Data for this exercise:

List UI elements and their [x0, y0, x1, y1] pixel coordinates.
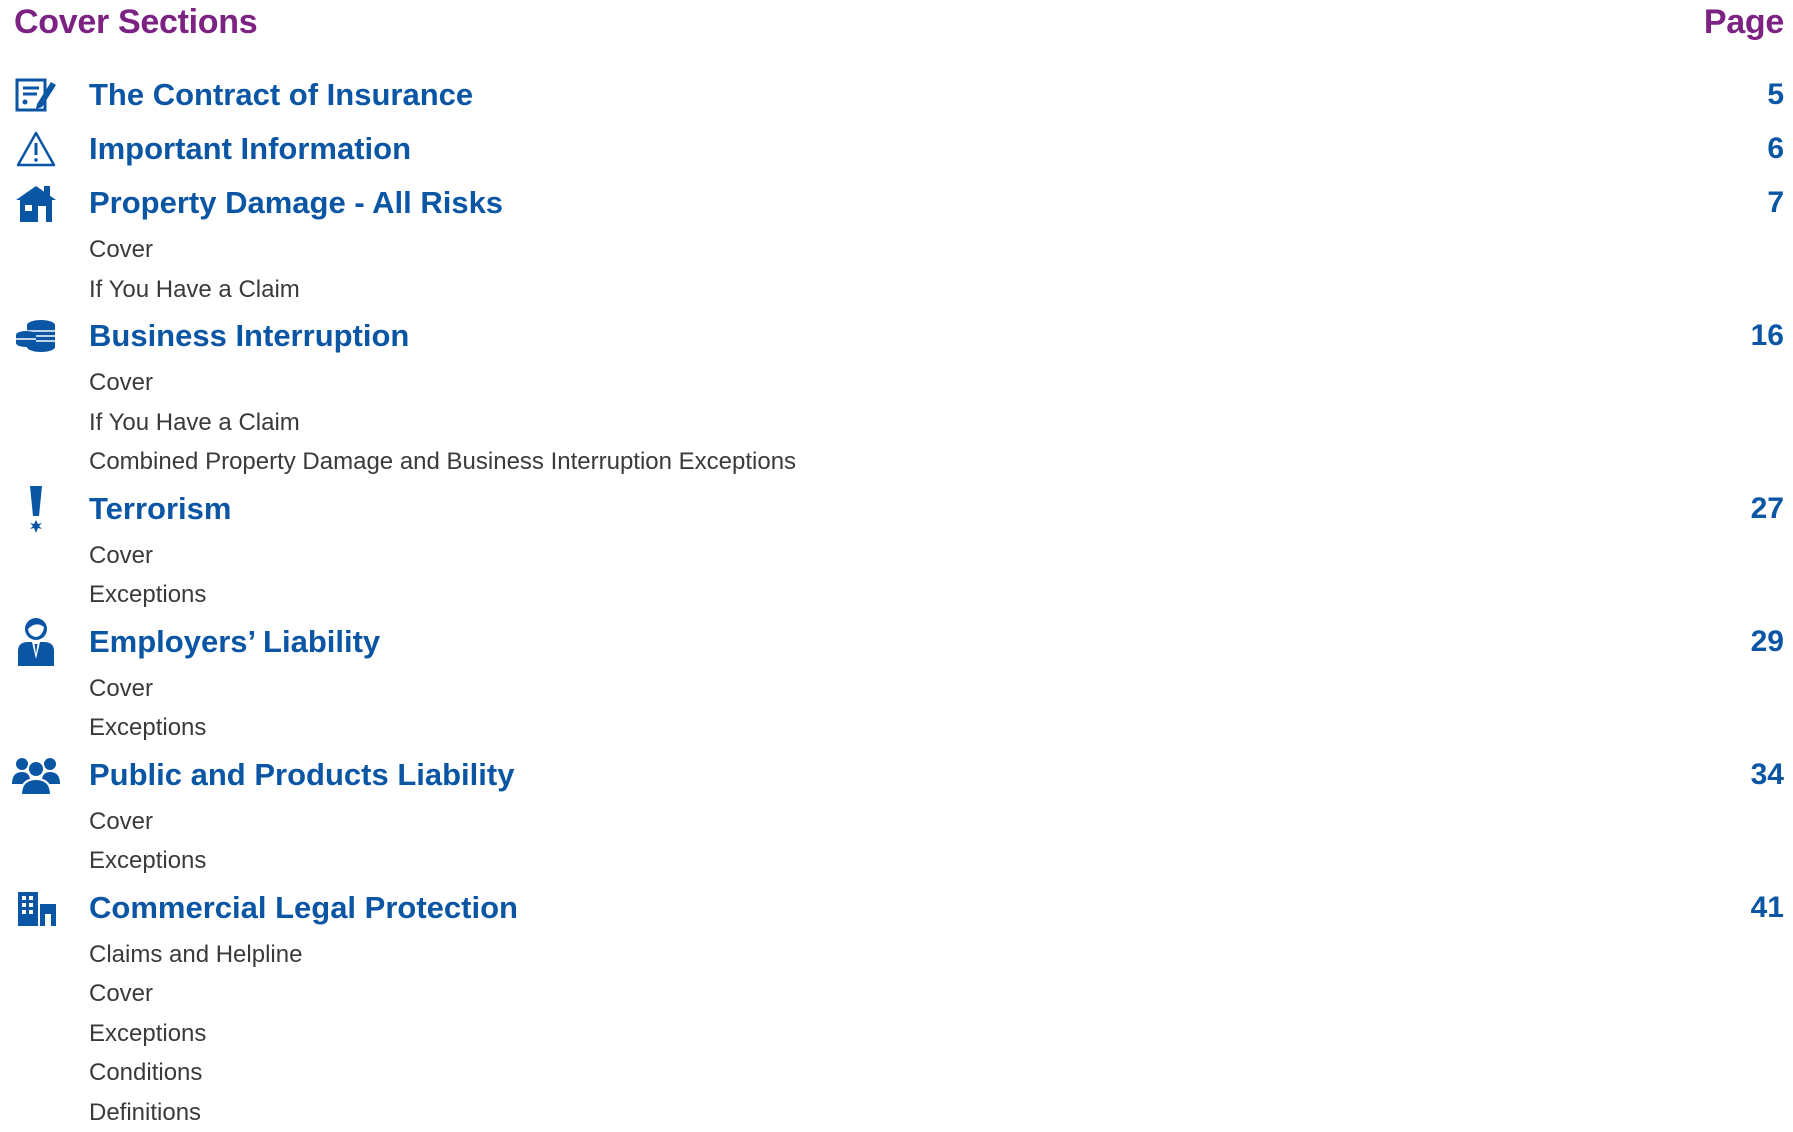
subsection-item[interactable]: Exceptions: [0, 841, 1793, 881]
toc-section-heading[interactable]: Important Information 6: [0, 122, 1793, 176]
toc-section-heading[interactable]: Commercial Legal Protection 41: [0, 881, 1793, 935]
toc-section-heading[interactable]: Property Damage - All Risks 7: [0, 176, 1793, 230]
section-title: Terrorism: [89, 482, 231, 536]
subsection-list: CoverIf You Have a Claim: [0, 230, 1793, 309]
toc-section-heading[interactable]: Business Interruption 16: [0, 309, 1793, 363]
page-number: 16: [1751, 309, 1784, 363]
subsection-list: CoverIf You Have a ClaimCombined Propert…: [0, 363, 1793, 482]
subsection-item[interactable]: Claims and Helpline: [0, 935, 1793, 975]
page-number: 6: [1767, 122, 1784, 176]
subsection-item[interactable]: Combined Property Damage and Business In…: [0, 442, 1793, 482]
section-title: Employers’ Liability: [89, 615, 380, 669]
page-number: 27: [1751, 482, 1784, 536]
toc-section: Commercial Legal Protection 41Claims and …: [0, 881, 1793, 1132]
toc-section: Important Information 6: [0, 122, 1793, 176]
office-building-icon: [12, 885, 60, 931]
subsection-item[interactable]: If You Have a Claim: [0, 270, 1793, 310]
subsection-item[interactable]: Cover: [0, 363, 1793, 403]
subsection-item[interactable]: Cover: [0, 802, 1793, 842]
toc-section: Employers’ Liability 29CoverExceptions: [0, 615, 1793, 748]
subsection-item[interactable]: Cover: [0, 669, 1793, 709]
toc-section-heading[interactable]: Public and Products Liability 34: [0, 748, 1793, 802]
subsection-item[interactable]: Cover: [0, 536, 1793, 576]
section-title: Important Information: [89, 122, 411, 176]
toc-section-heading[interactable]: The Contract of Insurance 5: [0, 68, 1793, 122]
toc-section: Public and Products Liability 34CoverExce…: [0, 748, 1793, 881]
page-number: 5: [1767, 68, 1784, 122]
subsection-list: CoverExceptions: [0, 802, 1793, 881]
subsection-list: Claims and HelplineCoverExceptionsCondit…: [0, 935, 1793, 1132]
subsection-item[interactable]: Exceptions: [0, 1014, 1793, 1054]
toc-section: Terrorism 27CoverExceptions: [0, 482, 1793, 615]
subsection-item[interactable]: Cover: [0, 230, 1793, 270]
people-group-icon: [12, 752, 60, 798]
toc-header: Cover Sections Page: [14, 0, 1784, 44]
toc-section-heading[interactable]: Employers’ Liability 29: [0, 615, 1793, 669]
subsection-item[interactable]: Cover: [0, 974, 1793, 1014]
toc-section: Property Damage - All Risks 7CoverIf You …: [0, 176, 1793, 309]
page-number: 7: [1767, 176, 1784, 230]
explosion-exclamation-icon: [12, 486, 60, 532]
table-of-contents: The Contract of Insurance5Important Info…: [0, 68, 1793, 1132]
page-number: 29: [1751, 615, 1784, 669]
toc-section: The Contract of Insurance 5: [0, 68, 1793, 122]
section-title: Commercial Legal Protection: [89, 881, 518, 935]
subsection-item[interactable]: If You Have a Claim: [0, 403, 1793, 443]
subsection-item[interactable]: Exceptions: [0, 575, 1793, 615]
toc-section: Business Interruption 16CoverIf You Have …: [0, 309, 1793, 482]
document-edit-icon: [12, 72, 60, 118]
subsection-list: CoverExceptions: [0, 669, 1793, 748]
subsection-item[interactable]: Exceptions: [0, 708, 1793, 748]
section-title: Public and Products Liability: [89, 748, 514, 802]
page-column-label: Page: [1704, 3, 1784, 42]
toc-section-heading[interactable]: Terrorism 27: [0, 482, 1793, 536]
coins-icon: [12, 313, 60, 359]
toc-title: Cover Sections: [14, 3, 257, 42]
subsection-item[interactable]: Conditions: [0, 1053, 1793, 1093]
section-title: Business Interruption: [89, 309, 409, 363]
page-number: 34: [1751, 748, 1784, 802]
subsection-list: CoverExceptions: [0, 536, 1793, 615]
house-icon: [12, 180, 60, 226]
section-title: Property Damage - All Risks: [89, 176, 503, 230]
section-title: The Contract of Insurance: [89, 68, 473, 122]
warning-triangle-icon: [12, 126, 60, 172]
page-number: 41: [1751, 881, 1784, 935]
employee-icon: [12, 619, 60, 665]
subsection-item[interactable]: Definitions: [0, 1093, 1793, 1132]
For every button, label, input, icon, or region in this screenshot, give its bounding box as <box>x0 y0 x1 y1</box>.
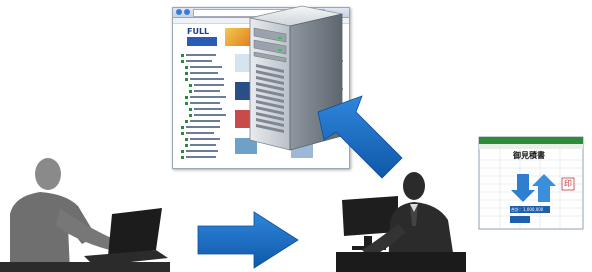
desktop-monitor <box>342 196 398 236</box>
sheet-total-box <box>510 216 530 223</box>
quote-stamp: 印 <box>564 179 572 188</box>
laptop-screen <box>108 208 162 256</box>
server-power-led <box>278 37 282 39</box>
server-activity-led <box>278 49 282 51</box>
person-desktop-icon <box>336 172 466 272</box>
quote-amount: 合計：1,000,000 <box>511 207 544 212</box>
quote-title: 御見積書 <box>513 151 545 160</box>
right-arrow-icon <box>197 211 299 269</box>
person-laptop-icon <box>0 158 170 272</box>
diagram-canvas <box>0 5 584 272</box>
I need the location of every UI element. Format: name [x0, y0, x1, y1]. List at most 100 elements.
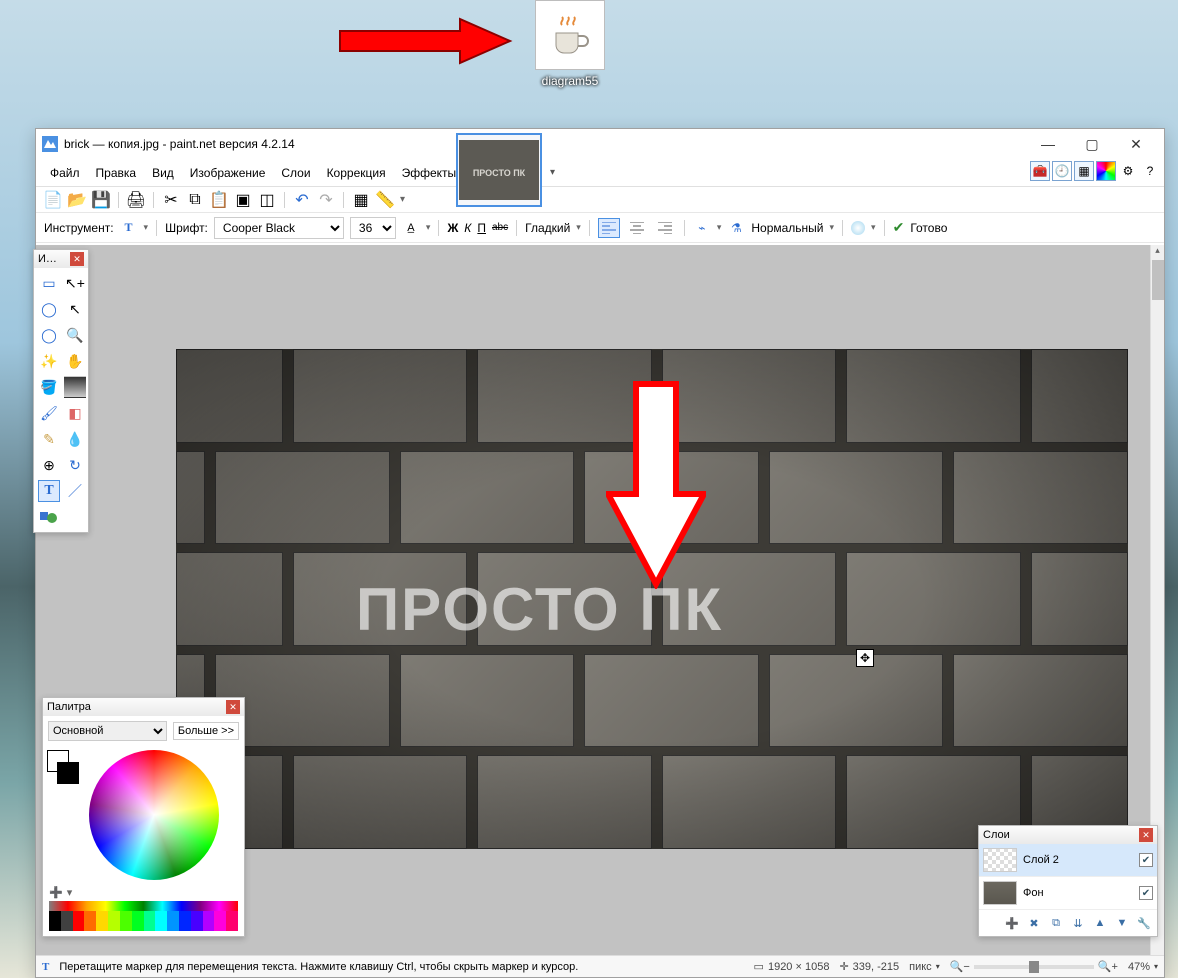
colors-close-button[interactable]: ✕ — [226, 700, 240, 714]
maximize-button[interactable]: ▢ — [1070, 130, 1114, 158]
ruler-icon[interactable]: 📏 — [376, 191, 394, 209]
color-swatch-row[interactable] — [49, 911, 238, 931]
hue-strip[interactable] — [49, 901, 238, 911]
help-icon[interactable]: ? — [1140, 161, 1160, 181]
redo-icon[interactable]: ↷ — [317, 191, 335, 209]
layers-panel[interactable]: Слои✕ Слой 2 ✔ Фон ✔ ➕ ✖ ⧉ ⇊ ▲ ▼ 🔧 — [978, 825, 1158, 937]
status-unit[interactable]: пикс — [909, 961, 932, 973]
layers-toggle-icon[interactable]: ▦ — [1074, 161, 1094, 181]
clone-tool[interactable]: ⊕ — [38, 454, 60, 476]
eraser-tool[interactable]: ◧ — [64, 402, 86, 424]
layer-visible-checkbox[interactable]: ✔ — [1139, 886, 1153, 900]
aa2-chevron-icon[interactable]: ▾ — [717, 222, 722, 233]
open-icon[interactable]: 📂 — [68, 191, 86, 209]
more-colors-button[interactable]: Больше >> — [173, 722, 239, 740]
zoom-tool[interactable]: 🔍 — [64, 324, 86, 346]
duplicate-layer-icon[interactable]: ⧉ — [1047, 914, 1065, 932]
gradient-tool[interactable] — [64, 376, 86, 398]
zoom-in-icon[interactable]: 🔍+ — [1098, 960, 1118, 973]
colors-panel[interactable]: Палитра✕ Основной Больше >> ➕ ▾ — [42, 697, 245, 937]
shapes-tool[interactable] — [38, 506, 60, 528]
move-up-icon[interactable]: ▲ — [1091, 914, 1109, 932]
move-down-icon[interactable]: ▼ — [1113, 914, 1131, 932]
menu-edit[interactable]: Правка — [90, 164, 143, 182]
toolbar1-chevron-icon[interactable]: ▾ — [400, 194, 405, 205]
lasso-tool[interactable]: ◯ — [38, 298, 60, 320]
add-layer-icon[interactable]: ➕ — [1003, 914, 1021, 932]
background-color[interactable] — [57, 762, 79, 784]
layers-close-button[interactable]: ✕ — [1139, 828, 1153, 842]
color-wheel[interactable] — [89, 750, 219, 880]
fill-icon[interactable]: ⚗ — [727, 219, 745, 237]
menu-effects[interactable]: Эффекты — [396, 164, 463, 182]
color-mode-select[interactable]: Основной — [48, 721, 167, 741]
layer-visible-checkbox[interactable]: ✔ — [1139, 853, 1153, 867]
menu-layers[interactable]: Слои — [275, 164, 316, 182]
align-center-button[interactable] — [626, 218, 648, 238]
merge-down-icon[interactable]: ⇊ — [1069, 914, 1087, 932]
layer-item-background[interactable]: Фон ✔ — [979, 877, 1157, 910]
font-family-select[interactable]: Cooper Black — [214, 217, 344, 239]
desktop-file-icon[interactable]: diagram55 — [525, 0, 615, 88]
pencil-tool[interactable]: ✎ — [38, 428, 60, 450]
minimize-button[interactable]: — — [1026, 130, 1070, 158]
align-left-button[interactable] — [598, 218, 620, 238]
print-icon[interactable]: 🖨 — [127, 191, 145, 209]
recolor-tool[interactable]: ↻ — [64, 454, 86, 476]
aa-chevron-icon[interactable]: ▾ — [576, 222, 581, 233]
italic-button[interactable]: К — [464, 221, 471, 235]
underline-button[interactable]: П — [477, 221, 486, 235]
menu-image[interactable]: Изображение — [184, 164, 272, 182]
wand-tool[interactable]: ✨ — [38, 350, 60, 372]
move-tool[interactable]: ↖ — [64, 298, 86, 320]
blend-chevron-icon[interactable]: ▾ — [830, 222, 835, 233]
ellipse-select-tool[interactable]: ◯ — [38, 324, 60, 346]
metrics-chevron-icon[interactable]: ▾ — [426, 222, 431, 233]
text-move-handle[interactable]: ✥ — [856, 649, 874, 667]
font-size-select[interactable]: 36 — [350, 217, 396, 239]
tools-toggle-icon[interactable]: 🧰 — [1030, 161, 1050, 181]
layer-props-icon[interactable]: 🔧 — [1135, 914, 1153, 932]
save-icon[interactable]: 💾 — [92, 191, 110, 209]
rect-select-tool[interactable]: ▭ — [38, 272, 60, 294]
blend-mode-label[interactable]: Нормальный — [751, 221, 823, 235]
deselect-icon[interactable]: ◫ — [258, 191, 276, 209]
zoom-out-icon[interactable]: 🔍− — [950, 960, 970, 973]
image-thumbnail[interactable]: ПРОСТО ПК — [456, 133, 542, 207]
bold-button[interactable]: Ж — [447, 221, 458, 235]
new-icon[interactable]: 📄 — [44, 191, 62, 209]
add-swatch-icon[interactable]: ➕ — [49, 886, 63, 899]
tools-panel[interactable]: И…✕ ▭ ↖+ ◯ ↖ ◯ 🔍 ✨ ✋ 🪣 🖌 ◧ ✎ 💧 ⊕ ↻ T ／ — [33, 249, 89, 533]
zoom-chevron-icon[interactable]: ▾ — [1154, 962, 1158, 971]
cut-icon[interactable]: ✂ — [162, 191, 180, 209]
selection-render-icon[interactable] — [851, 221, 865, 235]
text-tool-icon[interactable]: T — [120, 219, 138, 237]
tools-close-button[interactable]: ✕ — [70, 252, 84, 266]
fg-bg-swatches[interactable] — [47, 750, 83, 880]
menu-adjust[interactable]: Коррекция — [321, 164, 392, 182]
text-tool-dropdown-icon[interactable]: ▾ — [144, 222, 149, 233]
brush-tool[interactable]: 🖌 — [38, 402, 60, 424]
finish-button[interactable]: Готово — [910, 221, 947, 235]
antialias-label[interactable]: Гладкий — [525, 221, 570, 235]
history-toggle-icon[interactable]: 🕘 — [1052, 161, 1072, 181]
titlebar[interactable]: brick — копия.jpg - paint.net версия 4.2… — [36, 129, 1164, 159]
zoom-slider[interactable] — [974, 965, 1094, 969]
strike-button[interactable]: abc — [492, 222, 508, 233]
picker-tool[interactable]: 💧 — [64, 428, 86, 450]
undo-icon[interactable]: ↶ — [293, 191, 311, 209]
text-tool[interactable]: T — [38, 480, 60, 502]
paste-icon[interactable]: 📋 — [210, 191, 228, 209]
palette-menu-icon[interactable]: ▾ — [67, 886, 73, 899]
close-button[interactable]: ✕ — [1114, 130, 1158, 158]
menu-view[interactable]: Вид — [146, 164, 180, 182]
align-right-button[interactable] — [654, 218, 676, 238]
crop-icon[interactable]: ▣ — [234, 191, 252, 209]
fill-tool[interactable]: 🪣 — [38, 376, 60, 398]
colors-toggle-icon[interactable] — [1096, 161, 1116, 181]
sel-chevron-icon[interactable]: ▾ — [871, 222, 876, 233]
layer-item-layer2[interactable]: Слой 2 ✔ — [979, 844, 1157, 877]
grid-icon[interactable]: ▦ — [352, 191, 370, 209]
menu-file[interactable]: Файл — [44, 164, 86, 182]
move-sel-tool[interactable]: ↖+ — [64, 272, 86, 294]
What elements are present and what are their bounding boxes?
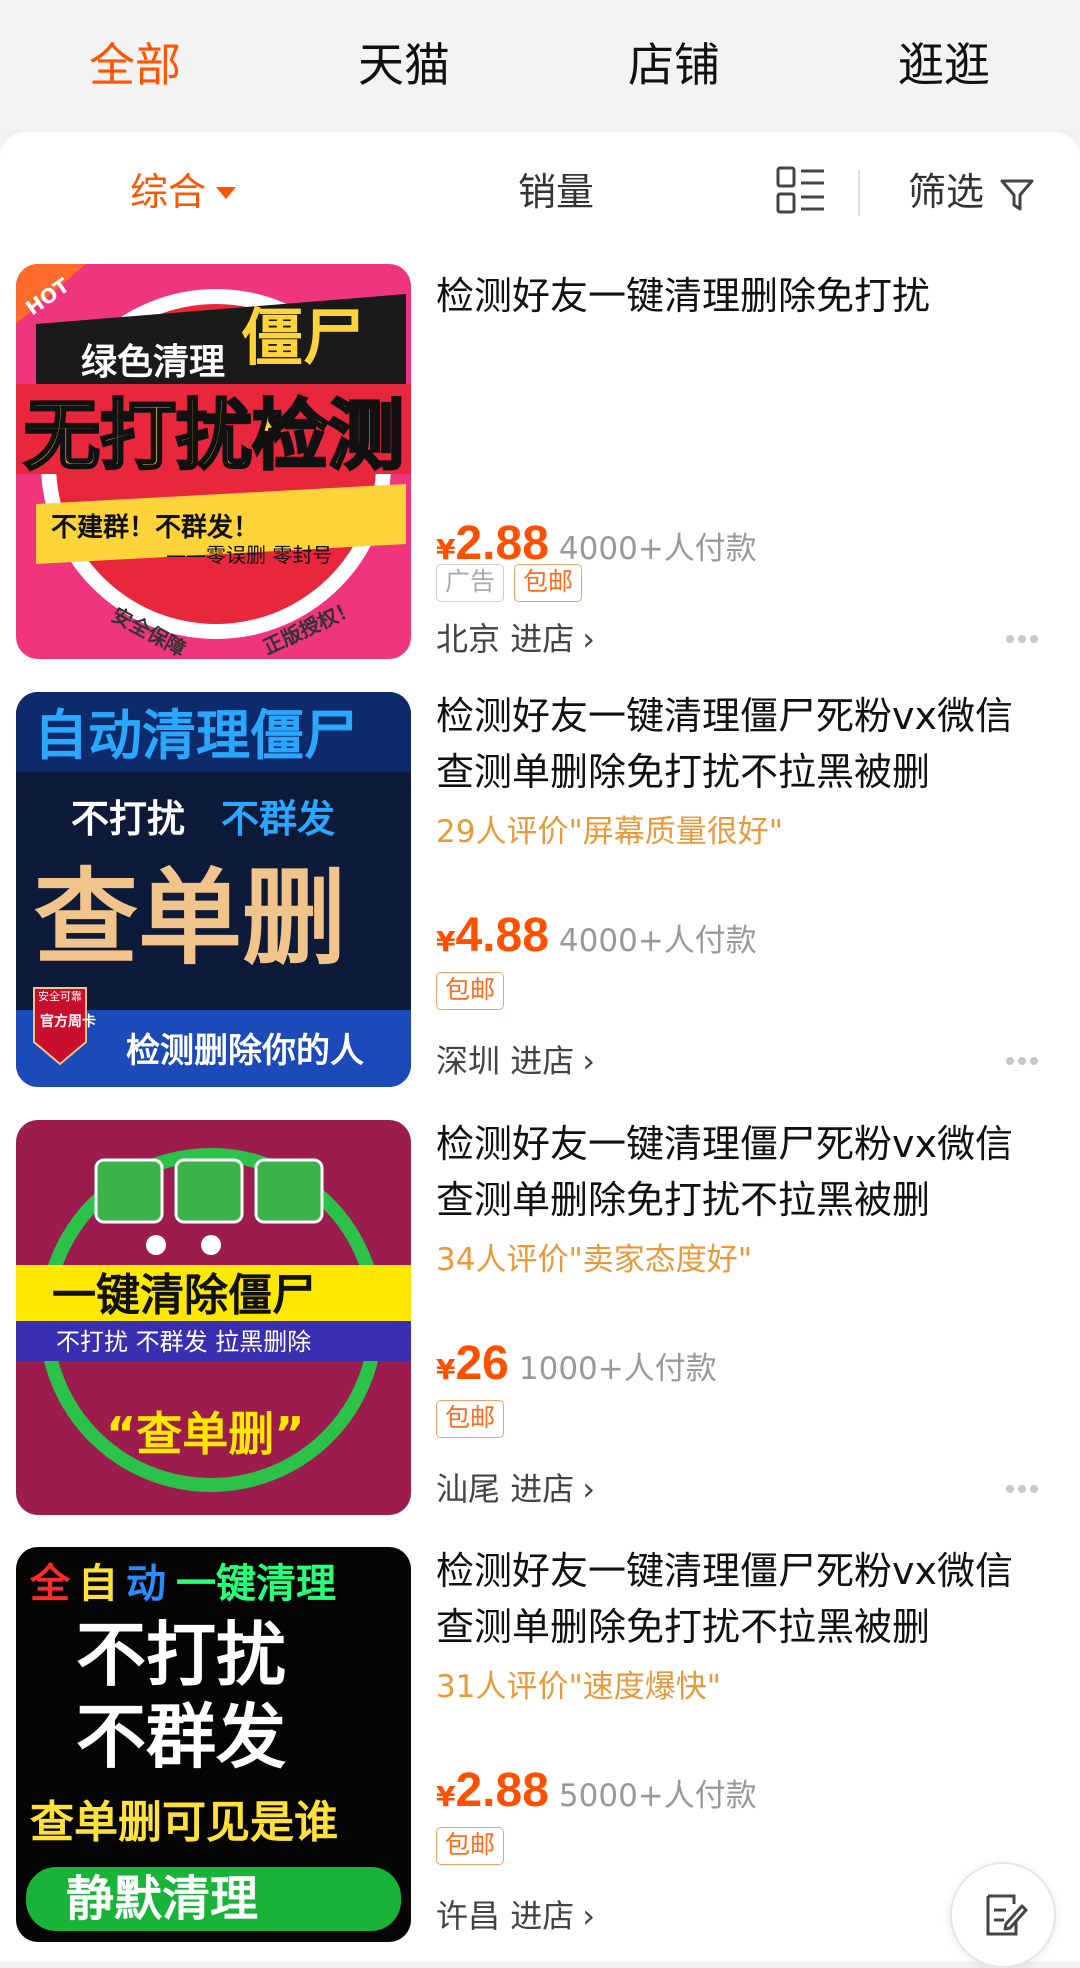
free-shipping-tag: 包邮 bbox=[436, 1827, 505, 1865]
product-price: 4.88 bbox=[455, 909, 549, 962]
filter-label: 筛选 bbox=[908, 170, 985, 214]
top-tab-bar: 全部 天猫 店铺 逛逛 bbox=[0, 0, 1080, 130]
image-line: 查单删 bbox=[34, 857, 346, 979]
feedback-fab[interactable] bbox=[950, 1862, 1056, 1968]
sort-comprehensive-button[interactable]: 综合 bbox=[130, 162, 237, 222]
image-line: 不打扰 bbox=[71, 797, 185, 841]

Your instructions:
Convert everything from the line containing "colors-close-button[interactable]: ✕ —" down to the line containing "help-icon[interactable]: ? —" into a Markdown table with the columns Row and Line, one numbered row per line, leaving out blank lines.

Task output:
| Row | Line |
|---|---|
| 1 | colors-close-button[interactable]: ✕ — [226, 700, 240, 714] |
| 2 | maximize-button[interactable]: ▢ — [1070, 130, 1114, 158] |
| 3 | ruler-icon[interactable]: 📏 — [376, 191, 394, 209] |
| 4 | color-swatch-row[interactable] — [49, 911, 238, 931] |
| 5 | hue-strip[interactable] — [49, 901, 238, 911] |
| 6 | help-icon[interactable]: ? — [1140, 161, 1160, 181] |